### [Material for the task]
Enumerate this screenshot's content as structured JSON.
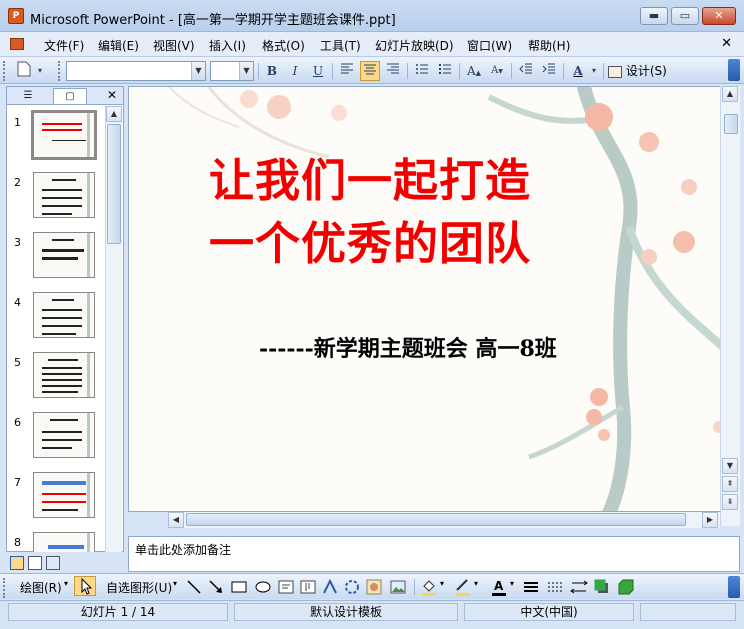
{
  "window": {
    "app_icon_label": "P",
    "title": "Microsoft PowerPoint - [高一第一学期开学主题班会课件.ppt]",
    "min_label": "▬",
    "max_label": "▭",
    "close_label": "✕"
  },
  "menu": {
    "items": [
      "文件(F)",
      "编辑(E)",
      "视图(V)",
      "插入(I)",
      "格式(O)",
      "工具(T)",
      "幻灯片放映(D)",
      "窗口(W)",
      "帮助(H)"
    ],
    "doc_close": "✕"
  },
  "toolbar": {
    "font_name": "",
    "font_size": "",
    "bold": "B",
    "italic": "I",
    "underline": "U",
    "font_color": "A",
    "design_label": "设计(S)"
  },
  "left_pane": {
    "tab_outline": "☰",
    "tab_slides": "▢",
    "close": "✕",
    "slide_numbers": [
      "1",
      "2",
      "3",
      "4",
      "5",
      "6",
      "7",
      "8"
    ]
  },
  "slide": {
    "title_line1": "让我们一起打造",
    "title_line2": "一个优秀的团队",
    "subtitle": "------新学期主题班会  高一8班"
  },
  "notes": {
    "placeholder": "单击此处添加备注"
  },
  "drawing": {
    "draw_label": "绘图(R)",
    "autoshapes_label": "自选图形(U)"
  },
  "status": {
    "slide_position": "幻灯片 1 / 14",
    "design_template": "默认设计模板",
    "language": "中文(中国)"
  },
  "colors": {
    "title_red": "#f20000",
    "chrome_blue": "#c9daf1"
  }
}
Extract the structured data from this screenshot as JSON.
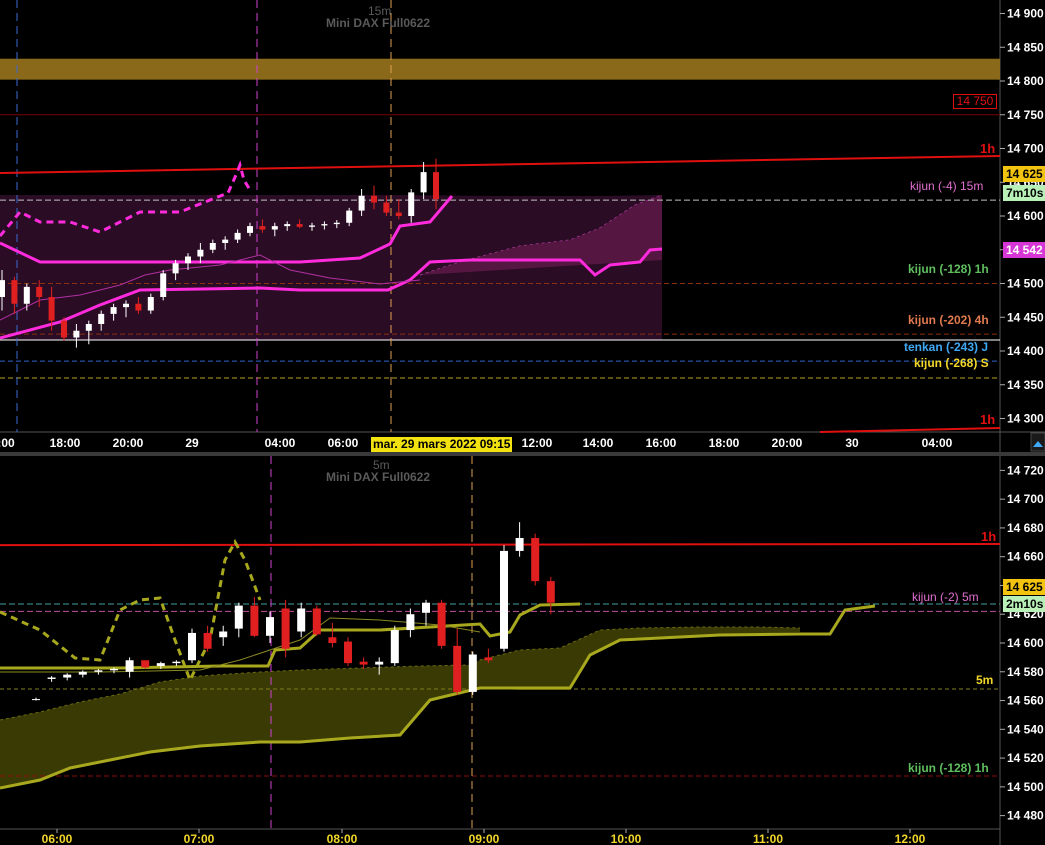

### [Work to complete]
Search the material above for "JSON". Pull out each line where it shows up.

### [Output of the exercise]
Enumerate this screenshot's content as structured JSON.
Extract the structured data from this screenshot as JSON.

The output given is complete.